** start EXTRACTED RECORDS **

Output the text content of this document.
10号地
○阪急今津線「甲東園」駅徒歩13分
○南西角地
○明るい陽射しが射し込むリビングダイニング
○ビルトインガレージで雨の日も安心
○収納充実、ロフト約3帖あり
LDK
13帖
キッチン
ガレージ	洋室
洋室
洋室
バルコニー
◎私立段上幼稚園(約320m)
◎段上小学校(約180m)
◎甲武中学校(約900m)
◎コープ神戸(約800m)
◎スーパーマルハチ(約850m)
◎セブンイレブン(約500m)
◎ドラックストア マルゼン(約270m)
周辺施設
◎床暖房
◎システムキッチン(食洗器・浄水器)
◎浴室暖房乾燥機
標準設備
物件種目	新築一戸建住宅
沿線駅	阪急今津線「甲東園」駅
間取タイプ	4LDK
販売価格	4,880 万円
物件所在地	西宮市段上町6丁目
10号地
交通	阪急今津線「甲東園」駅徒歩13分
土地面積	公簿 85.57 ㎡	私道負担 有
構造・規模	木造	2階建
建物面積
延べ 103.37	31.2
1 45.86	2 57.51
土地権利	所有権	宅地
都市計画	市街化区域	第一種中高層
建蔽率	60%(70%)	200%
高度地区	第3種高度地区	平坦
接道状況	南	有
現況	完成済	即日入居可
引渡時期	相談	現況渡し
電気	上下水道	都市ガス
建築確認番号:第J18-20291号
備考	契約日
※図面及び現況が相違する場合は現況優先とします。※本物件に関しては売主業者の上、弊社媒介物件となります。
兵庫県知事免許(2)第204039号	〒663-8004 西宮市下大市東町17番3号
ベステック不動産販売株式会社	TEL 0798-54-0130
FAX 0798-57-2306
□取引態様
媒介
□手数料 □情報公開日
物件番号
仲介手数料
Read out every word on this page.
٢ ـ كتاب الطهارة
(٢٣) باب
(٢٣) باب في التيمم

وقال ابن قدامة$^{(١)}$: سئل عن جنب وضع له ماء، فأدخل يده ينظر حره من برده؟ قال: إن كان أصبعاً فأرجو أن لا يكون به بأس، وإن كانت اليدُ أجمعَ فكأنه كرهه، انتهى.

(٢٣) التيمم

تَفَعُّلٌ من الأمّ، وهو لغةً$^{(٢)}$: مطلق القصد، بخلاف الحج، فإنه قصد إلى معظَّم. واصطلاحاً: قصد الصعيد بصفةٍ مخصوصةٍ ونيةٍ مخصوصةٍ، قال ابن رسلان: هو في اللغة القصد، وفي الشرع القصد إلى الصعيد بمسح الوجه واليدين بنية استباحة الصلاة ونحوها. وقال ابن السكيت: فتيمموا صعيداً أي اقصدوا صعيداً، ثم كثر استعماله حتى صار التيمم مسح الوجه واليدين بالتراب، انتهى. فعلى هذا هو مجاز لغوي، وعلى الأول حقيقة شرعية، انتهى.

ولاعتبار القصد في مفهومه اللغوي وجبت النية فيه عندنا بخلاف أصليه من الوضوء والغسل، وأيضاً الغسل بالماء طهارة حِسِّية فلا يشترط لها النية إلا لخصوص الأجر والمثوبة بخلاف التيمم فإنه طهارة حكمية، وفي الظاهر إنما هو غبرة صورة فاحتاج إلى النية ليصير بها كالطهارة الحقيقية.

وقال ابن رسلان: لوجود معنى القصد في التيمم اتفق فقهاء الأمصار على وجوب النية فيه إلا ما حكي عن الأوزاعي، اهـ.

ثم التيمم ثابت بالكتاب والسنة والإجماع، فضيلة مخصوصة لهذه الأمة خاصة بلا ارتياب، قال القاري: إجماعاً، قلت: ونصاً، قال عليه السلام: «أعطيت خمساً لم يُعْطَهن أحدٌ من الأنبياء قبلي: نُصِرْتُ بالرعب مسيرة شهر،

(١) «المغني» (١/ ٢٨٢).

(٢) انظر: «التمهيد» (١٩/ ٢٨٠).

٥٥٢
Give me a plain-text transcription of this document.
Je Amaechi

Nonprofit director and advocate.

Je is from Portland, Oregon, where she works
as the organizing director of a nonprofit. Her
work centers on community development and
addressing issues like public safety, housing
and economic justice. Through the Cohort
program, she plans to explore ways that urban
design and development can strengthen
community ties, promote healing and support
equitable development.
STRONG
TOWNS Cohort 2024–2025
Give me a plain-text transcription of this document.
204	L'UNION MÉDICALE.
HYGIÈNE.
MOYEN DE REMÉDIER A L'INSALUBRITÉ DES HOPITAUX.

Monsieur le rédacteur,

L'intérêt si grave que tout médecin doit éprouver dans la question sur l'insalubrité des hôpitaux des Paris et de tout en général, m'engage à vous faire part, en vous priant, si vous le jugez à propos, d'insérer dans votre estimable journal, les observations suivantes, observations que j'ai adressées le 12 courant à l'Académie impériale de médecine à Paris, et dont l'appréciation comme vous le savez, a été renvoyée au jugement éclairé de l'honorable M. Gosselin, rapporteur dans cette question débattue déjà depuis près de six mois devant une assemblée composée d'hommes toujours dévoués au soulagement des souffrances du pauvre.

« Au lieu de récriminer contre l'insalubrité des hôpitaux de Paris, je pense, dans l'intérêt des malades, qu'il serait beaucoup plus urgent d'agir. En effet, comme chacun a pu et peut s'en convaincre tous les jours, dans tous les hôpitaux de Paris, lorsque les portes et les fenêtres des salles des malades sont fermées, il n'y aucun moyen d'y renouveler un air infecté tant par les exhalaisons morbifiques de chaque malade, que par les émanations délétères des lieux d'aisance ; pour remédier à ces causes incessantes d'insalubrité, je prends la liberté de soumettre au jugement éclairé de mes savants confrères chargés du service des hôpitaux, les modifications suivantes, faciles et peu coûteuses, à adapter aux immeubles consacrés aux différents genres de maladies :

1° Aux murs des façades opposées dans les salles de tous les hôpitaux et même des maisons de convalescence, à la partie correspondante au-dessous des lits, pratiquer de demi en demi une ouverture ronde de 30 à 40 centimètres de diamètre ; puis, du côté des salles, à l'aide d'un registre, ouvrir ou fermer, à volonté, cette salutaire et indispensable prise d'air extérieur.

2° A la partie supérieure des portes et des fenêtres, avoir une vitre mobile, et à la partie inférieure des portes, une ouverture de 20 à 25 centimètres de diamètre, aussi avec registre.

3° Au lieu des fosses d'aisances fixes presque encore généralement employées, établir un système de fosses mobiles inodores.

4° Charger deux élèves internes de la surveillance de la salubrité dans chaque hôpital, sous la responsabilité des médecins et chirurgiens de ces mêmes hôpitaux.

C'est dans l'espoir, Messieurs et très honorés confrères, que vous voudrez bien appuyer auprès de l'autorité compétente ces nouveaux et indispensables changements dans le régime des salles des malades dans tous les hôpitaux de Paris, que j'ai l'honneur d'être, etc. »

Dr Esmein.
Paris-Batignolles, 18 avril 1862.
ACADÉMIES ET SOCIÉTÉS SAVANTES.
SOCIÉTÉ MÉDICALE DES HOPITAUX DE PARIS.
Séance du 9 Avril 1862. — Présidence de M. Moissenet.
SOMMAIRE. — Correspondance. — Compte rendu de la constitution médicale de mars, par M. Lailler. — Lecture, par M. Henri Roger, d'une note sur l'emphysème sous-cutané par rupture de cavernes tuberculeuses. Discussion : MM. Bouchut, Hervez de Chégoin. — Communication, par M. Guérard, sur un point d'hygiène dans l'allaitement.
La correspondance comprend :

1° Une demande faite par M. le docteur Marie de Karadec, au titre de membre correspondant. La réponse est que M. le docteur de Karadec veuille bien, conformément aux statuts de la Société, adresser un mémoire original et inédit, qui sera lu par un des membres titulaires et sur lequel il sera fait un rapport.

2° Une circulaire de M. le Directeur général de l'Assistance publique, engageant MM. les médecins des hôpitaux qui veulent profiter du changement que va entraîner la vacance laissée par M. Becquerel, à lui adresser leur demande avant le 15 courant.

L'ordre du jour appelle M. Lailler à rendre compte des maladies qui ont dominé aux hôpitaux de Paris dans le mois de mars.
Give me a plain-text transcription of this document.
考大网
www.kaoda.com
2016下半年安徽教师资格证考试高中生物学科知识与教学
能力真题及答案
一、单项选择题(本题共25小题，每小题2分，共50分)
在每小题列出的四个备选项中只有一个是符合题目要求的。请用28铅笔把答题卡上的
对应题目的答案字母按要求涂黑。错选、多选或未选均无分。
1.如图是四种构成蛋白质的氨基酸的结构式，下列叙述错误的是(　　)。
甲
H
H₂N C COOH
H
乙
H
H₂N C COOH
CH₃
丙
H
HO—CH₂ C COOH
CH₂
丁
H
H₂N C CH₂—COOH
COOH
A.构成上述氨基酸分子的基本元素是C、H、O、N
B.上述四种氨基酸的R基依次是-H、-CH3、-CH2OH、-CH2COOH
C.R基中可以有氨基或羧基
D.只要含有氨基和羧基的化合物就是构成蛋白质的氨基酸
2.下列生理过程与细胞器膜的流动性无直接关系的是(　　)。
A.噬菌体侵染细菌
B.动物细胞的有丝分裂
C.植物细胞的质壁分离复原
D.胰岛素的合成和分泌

** end EXTRACTED RECORDS **

- [TASK DETAILS]: Where a line in the material contains "阪急今津線", copy that line.

- [WRITTEN RESPONSE]:
○阪急今津線「甲東園」駅徒歩13分
沿線駅	阪急今津線「甲東園」駅
交通	阪急今津線「甲東園」駅徒歩13分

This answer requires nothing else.